**Problem details:** Copy the rows from the first line up to and including the line with "cell-weight: 2.93 <box>242 580 315 606</box>", swapping "Bar" for "Column" and leaving everything else unchanged.

**Data in this exercise:**

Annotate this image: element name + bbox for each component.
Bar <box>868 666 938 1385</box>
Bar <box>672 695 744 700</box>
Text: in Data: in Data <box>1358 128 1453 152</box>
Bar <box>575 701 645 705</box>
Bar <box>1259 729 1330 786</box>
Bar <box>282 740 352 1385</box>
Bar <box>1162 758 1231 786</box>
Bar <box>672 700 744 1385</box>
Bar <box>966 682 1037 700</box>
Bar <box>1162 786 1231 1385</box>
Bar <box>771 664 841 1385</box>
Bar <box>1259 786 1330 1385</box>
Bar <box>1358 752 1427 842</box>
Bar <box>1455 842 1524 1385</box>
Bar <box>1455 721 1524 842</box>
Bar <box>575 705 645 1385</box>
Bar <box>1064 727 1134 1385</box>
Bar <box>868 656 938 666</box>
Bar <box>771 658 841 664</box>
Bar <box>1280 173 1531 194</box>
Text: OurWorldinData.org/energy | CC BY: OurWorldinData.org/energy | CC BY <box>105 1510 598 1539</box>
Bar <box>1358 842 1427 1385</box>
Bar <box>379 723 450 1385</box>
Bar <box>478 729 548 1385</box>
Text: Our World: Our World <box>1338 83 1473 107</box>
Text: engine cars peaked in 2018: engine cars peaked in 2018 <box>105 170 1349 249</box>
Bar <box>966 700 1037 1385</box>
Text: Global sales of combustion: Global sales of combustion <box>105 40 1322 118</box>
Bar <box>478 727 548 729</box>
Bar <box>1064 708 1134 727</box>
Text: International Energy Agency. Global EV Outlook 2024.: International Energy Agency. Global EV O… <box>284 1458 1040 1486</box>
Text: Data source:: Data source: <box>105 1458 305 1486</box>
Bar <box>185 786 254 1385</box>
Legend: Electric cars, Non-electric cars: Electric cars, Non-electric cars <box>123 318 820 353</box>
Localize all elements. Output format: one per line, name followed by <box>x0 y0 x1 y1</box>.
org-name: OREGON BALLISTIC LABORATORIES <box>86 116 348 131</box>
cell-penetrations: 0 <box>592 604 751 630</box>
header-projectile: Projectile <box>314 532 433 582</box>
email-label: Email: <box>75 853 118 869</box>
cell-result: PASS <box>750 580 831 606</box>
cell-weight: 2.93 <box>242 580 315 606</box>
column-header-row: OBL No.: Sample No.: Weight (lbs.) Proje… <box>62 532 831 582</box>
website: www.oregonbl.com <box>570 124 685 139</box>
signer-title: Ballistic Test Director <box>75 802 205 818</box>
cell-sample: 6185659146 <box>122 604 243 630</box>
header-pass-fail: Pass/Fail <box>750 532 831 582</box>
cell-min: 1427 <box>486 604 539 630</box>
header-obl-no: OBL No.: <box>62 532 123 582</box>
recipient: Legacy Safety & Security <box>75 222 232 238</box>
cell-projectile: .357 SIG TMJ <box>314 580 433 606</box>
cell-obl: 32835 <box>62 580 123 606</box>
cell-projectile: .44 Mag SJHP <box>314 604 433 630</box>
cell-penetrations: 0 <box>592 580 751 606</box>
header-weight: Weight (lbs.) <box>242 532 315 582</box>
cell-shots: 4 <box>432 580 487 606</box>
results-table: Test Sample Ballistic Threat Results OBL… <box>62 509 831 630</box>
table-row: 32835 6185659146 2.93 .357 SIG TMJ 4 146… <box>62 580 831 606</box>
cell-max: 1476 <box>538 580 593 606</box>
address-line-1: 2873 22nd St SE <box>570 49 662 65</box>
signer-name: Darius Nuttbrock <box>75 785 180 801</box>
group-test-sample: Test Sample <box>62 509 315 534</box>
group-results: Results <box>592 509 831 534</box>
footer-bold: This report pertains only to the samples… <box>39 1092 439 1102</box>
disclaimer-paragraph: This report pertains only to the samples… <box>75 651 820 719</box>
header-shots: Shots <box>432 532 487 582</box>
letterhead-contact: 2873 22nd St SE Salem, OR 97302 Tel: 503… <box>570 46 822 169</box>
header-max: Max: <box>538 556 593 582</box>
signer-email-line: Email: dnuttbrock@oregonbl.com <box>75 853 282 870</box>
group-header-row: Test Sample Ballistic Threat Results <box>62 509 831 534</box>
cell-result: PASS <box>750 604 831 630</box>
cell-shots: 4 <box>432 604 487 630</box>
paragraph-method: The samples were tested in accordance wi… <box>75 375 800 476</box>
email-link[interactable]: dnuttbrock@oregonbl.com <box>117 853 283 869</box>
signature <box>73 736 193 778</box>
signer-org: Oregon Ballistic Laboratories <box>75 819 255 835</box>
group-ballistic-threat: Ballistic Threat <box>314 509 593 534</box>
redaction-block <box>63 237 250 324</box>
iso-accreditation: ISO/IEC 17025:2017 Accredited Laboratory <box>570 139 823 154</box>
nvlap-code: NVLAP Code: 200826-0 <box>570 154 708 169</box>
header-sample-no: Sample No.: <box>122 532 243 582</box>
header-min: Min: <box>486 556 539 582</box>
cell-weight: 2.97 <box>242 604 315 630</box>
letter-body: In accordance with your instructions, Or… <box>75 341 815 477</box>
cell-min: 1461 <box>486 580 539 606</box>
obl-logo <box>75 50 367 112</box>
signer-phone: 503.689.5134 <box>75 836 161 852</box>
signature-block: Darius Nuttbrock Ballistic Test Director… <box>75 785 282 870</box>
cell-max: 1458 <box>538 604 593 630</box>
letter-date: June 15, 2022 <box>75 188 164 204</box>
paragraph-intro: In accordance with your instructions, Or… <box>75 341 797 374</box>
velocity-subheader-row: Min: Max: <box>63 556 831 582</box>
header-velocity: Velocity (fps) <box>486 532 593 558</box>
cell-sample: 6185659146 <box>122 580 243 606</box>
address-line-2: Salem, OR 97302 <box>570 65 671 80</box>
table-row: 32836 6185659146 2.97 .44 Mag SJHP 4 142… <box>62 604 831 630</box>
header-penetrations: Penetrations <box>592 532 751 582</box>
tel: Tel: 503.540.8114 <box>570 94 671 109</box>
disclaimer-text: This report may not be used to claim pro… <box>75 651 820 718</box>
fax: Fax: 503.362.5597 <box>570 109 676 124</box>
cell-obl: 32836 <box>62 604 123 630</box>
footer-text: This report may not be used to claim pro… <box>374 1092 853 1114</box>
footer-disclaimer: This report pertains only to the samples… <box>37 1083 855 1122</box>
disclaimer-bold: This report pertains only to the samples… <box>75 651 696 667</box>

**Reply:**
Annotate this image: element name + bbox for each component.
Column <box>868 666 938 1385</box>
Column <box>672 695 744 700</box>
Text: in Data: in Data <box>1358 128 1453 152</box>
Column <box>575 701 645 705</box>
Column <box>1259 729 1330 786</box>
Column <box>282 740 352 1385</box>
Column <box>1162 758 1231 786</box>
Column <box>672 700 744 1385</box>
Column <box>966 682 1037 700</box>
Column <box>1162 786 1231 1385</box>
Column <box>771 664 841 1385</box>
Column <box>1259 786 1330 1385</box>
Column <box>1358 752 1427 842</box>
Column <box>1455 842 1524 1385</box>
Column <box>1455 721 1524 842</box>
Column <box>575 705 645 1385</box>
Column <box>1064 727 1134 1385</box>
Column <box>868 656 938 666</box>
Column <box>771 658 841 664</box>
Column <box>1280 173 1531 194</box>
Text: OurWorldinData.org/energy | CC BY: OurWorldinData.org/energy | CC BY <box>105 1510 598 1539</box>
Column <box>1358 842 1427 1385</box>
Column <box>379 723 450 1385</box>
Column <box>478 729 548 1385</box>
Text: Our World: Our World <box>1338 83 1473 107</box>
Text: engine cars peaked in 2018: engine cars peaked in 2018 <box>105 170 1349 249</box>
Column <box>966 700 1037 1385</box>
Text: Global sales of combustion: Global sales of combustion <box>105 40 1322 118</box>
Column <box>478 727 548 729</box>
Column <box>1064 708 1134 727</box>
Text: International Energy Agency. Global EV Outlook 2024.: International Energy Agency. Global EV O… <box>284 1458 1040 1486</box>
Text: Data source:: Data source: <box>105 1458 305 1486</box>
Column <box>185 786 254 1385</box>
Legend: Electric cars, Non-electric cars: Electric cars, Non-electric cars <box>123 318 820 353</box>
Localize all elements. Output format: one per line, name followed by <box>x0 y0 x1 y1</box>.
org-name: OREGON BALLISTIC LABORATORIES <box>86 116 348 131</box>
cell-penetrations: 0 <box>592 604 751 630</box>
header-projectile: Projectile <box>314 532 433 582</box>
email-label: Email: <box>75 853 118 869</box>
cell-result: PASS <box>750 580 831 606</box>
cell-weight: 2.93 <box>242 580 315 606</box>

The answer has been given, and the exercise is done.